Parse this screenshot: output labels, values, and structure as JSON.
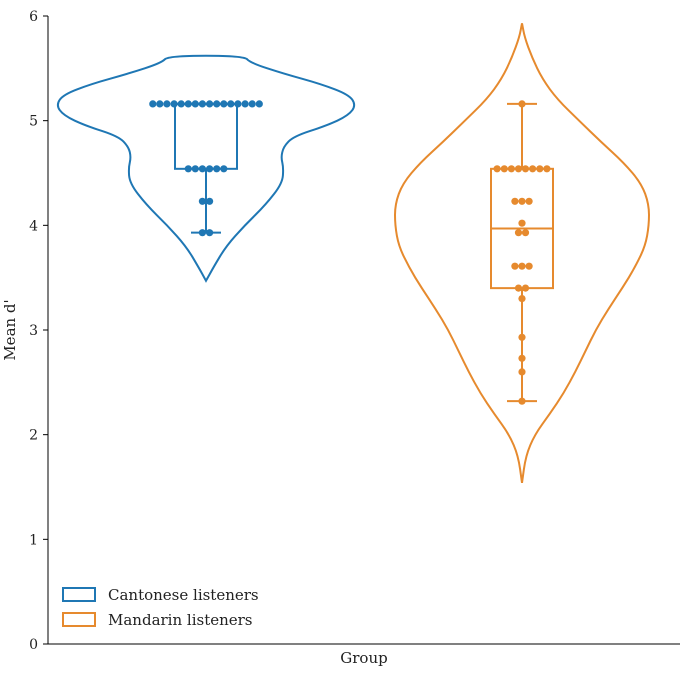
{
  "chart_data": {
    "type": "violin",
    "title": "",
    "xlabel": "Group",
    "ylabel": "Mean d'",
    "ylim": [
      0,
      6
    ],
    "yticks": [
      "0",
      "1",
      "2",
      "3",
      "4",
      "5",
      "6"
    ],
    "grid": false,
    "legend_position": "lower-left",
    "series": [
      {
        "name": "Cantonese listeners",
        "color": "#1f77b4",
        "box": {
          "q1": 4.54,
          "median": 5.16,
          "q3": 5.16,
          "whisker_low": 3.93,
          "whisker_high": 5.16
        },
        "violin": {
          "min": 3.47,
          "max": 5.62,
          "profile": [
            [
              3.47,
              0.0
            ],
            [
              3.6,
              0.06
            ],
            [
              3.8,
              0.16
            ],
            [
              4.0,
              0.31
            ],
            [
              4.2,
              0.48
            ],
            [
              4.4,
              0.61
            ],
            [
              4.55,
              0.62
            ],
            [
              4.65,
              0.6
            ],
            [
              4.75,
              0.62
            ],
            [
              4.85,
              0.7
            ],
            [
              4.95,
              0.96
            ],
            [
              5.05,
              1.14
            ],
            [
              5.15,
              1.2
            ],
            [
              5.25,
              1.14
            ],
            [
              5.35,
              0.92
            ],
            [
              5.45,
              0.62
            ],
            [
              5.55,
              0.36
            ],
            [
              5.62,
              0.3
            ]
          ]
        },
        "points": [
          {
            "y": 5.16,
            "count": 16
          },
          {
            "y": 4.54,
            "count": 6
          },
          {
            "y": 4.23,
            "count": 2
          },
          {
            "y": 3.93,
            "count": 2
          }
        ]
      },
      {
        "name": "Mandarin listeners",
        "color": "#e68a2e",
        "box": {
          "q1": 3.4,
          "median": 3.97,
          "q3": 4.54,
          "whisker_low": 2.32,
          "whisker_high": 5.16
        },
        "violin": {
          "min": 1.54,
          "max": 5.93,
          "profile": [
            [
              1.54,
              0.0
            ],
            [
              1.8,
              0.03
            ],
            [
              2.0,
              0.1
            ],
            [
              2.2,
              0.22
            ],
            [
              2.4,
              0.33
            ],
            [
              2.6,
              0.42
            ],
            [
              2.8,
              0.5
            ],
            [
              3.0,
              0.58
            ],
            [
              3.2,
              0.68
            ],
            [
              3.4,
              0.79
            ],
            [
              3.6,
              0.89
            ],
            [
              3.8,
              0.97
            ],
            [
              4.0,
              1.0
            ],
            [
              4.2,
              1.0
            ],
            [
              4.4,
              0.94
            ],
            [
              4.6,
              0.8
            ],
            [
              4.8,
              0.62
            ],
            [
              5.0,
              0.45
            ],
            [
              5.2,
              0.28
            ],
            [
              5.4,
              0.16
            ],
            [
              5.6,
              0.08
            ],
            [
              5.8,
              0.02
            ],
            [
              5.93,
              0.0
            ]
          ]
        },
        "points": [
          {
            "y": 5.16,
            "count": 1
          },
          {
            "y": 4.54,
            "count": 8
          },
          {
            "y": 4.23,
            "count": 3
          },
          {
            "y": 4.02,
            "count": 1
          },
          {
            "y": 3.93,
            "count": 2
          },
          {
            "y": 3.61,
            "count": 3
          },
          {
            "y": 3.4,
            "count": 2
          },
          {
            "y": 3.3,
            "count": 1
          },
          {
            "y": 2.93,
            "count": 1
          },
          {
            "y": 2.73,
            "count": 1
          },
          {
            "y": 2.6,
            "count": 1
          },
          {
            "y": 2.32,
            "count": 1
          }
        ]
      }
    ]
  }
}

******

Leave the pictures out and reproduce all of the records exactly.

- [THE REPLY]:
Parse this screenshot: output labels, values, and structure as JSON.
{
  "chart_data": {
    "type": "violin",
    "title": "",
    "xlabel": "Group",
    "ylabel": "Mean d'",
    "ylim": [
      0,
      6
    ],
    "yticks": [
      "0",
      "1",
      "2",
      "3",
      "4",
      "5",
      "6"
    ],
    "grid": false,
    "legend_position": "lower-left",
    "series": [
      {
        "name": "Cantonese listeners",
        "color": "#1f77b4",
        "box": {
          "q1": 4.54,
          "median": 5.16,
          "q3": 5.16,
          "whisker_low": 3.93,
          "whisker_high": 5.16
        },
        "violin": {
          "min": 3.47,
          "max": 5.62,
          "profile": [
            [
              3.47,
              0.0
            ],
            [
              3.6,
              0.06
            ],
            [
              3.8,
              0.16
            ],
            [
              4.0,
              0.31
            ],
            [
              4.2,
              0.48
            ],
            [
              4.4,
              0.61
            ],
            [
              4.55,
              0.62
            ],
            [
              4.65,
              0.6
            ],
            [
              4.75,
              0.62
            ],
            [
              4.85,
              0.7
            ],
            [
              4.95,
              0.96
            ],
            [
              5.05,
              1.14
            ],
            [
              5.15,
              1.2
            ],
            [
              5.25,
              1.14
            ],
            [
              5.35,
              0.92
            ],
            [
              5.45,
              0.62
            ],
            [
              5.55,
              0.36
            ],
            [
              5.62,
              0.3
            ]
          ]
        },
        "points": [
          {
            "y": 5.16,
            "count": 16
          },
          {
            "y": 4.54,
            "count": 6
          },
          {
            "y": 4.23,
            "count": 2
          },
          {
            "y": 3.93,
            "count": 2
          }
        ]
      },
      {
        "name": "Mandarin listeners",
        "color": "#e68a2e",
        "box": {
          "q1": 3.4,
          "median": 3.97,
          "q3": 4.54,
          "whisker_low": 2.32,
          "whisker_high": 5.16
        },
        "violin": {
          "min": 1.54,
          "max": 5.93,
          "profile": [
            [
              1.54,
              0.0
            ],
            [
              1.8,
              0.03
            ],
            [
              2.0,
              0.1
            ],
            [
              2.2,
              0.22
            ],
            [
              2.4,
              0.33
            ],
            [
              2.6,
              0.42
            ],
            [
              2.8,
              0.5
            ],
            [
              3.0,
              0.58
            ],
            [
              3.2,
              0.68
            ],
            [
              3.4,
              0.79
            ],
            [
              3.6,
              0.89
            ],
            [
              3.8,
              0.97
            ],
            [
              4.0,
              1.0
            ],
            [
              4.2,
              1.0
            ],
            [
              4.4,
              0.94
            ],
            [
              4.6,
              0.8
            ],
            [
              4.8,
              0.62
            ],
            [
              5.0,
              0.45
            ],
            [
              5.2,
              0.28
            ],
            [
              5.4,
              0.16
            ],
            [
              5.6,
              0.08
            ],
            [
              5.8,
              0.02
            ],
            [
              5.93,
              0.0
            ]
          ]
        },
        "points": [
          {
            "y": 5.16,
            "count": 1
          },
          {
            "y": 4.54,
            "count": 8
          },
          {
            "y": 4.23,
            "count": 3
          },
          {
            "y": 4.02,
            "count": 1
          },
          {
            "y": 3.93,
            "count": 2
          },
          {
            "y": 3.61,
            "count": 3
          },
          {
            "y": 3.4,
            "count": 2
          },
          {
            "y": 3.3,
            "count": 1
          },
          {
            "y": 2.93,
            "count": 1
          },
          {
            "y": 2.73,
            "count": 1
          },
          {
            "y": 2.6,
            "count": 1
          },
          {
            "y": 2.32,
            "count": 1
          }
        ]
      }
    ]
  }
}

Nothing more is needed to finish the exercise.